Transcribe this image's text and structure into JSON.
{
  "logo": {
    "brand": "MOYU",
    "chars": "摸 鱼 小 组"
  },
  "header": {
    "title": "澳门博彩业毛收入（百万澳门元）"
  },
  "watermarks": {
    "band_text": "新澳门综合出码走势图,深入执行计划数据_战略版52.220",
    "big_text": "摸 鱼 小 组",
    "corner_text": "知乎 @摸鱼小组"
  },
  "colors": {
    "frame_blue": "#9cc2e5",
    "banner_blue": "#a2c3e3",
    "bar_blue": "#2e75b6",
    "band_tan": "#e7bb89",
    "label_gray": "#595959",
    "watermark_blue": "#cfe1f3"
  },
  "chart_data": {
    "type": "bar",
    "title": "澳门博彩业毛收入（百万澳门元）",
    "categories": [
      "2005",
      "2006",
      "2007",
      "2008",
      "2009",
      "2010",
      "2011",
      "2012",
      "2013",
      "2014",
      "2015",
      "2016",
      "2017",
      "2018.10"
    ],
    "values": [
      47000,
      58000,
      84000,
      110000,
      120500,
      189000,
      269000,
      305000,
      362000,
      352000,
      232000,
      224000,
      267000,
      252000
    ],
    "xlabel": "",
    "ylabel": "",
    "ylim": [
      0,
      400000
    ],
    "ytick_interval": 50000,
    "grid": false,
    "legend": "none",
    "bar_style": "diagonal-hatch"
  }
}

• What you need to do: How many lines in the records above contain the word "title"? Reply with the number alone.

• Exercise solution: 2